### [Directions]
Gather from the listing below each line that includes the word "trimestre", and copy it.

Saved entries:
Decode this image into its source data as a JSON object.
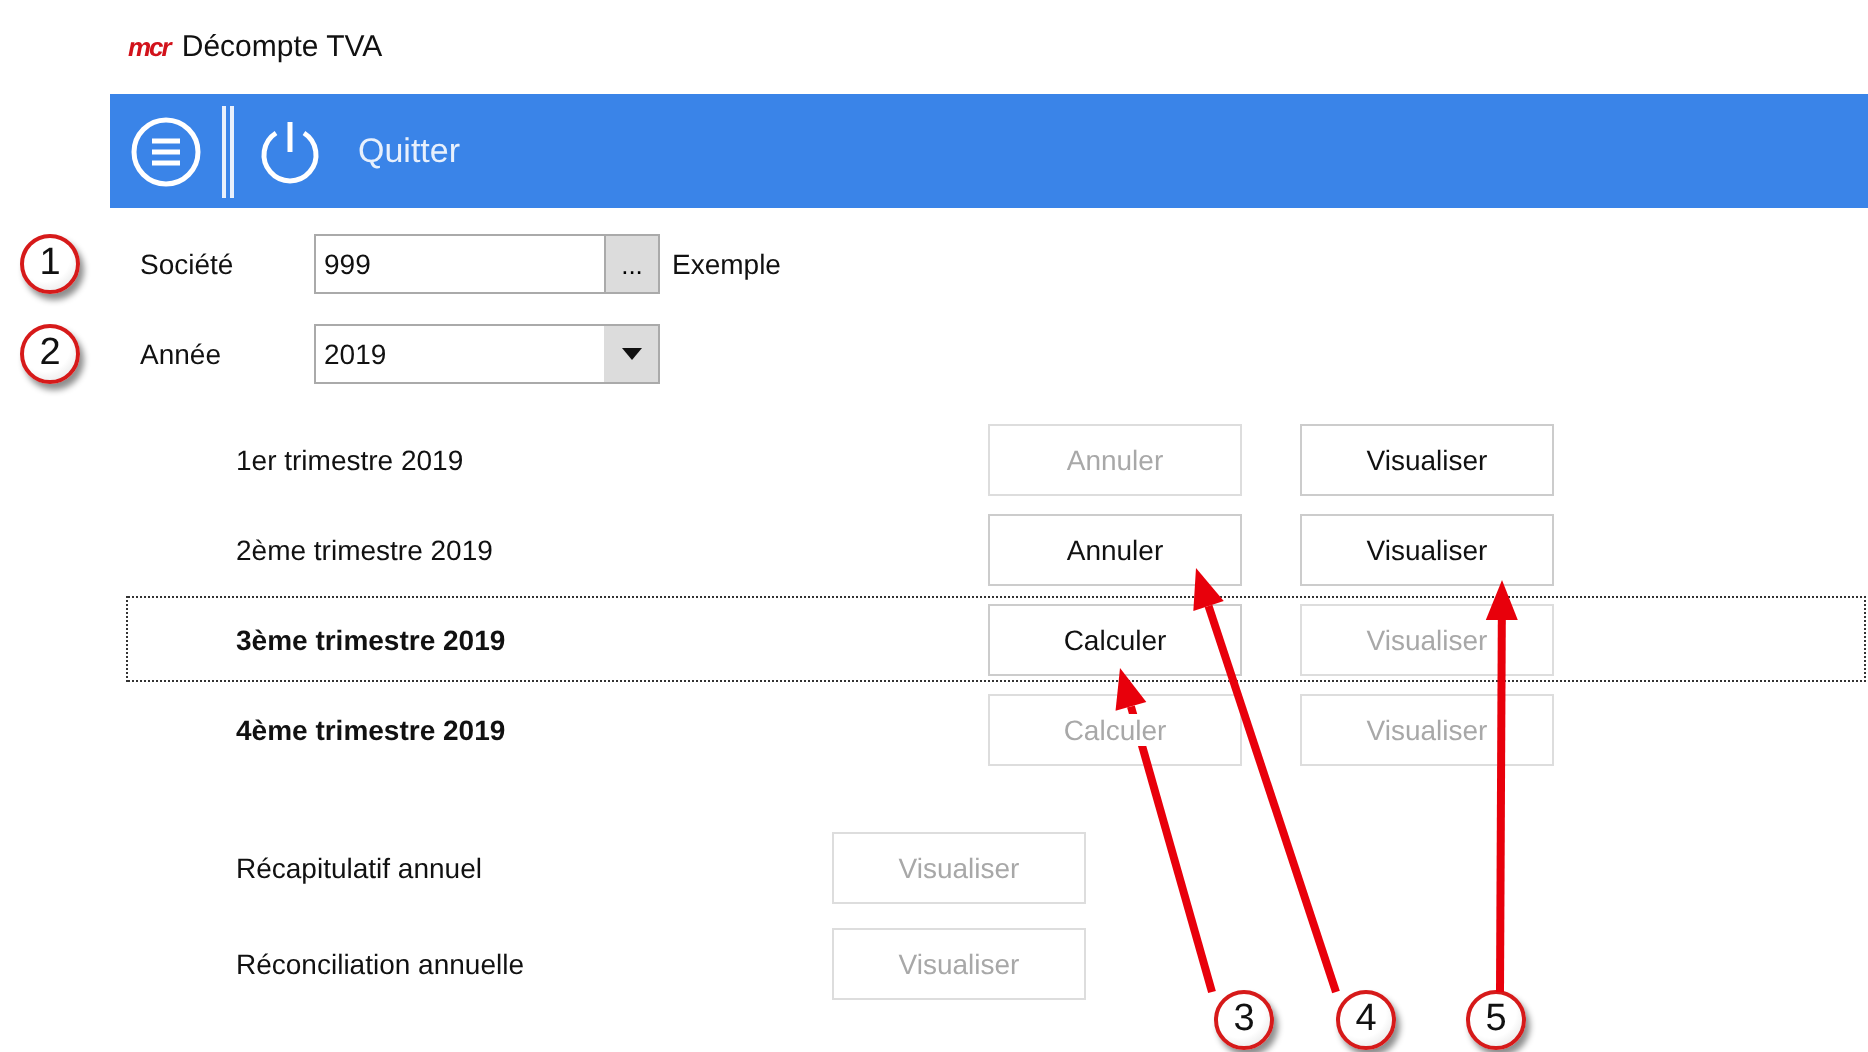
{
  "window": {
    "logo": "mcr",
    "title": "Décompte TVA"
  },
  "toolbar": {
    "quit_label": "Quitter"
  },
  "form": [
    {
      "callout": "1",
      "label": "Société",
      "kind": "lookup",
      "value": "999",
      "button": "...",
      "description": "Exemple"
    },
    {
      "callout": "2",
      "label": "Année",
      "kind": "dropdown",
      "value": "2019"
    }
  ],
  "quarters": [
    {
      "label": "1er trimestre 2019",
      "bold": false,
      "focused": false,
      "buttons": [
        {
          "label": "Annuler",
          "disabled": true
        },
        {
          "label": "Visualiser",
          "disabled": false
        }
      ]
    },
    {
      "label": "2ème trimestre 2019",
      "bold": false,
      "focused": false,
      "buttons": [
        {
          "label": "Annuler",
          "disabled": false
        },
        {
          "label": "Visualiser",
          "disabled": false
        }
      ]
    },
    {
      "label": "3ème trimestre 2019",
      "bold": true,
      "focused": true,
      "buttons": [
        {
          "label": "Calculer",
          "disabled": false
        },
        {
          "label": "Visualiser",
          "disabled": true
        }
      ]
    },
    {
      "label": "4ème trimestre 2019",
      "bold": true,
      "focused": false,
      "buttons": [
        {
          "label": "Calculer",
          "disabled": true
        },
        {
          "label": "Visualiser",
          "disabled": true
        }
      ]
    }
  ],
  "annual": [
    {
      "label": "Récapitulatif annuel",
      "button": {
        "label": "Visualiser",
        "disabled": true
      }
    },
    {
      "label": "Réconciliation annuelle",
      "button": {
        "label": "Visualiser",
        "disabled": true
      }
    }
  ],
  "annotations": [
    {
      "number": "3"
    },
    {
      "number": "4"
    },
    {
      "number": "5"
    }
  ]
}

### [The reply]
      "label": "1er trimestre 2019",
      "label": "2ème trimestre 2019",
      "label": "3ème trimestre 2019",
      "label": "4ème trimestre 2019",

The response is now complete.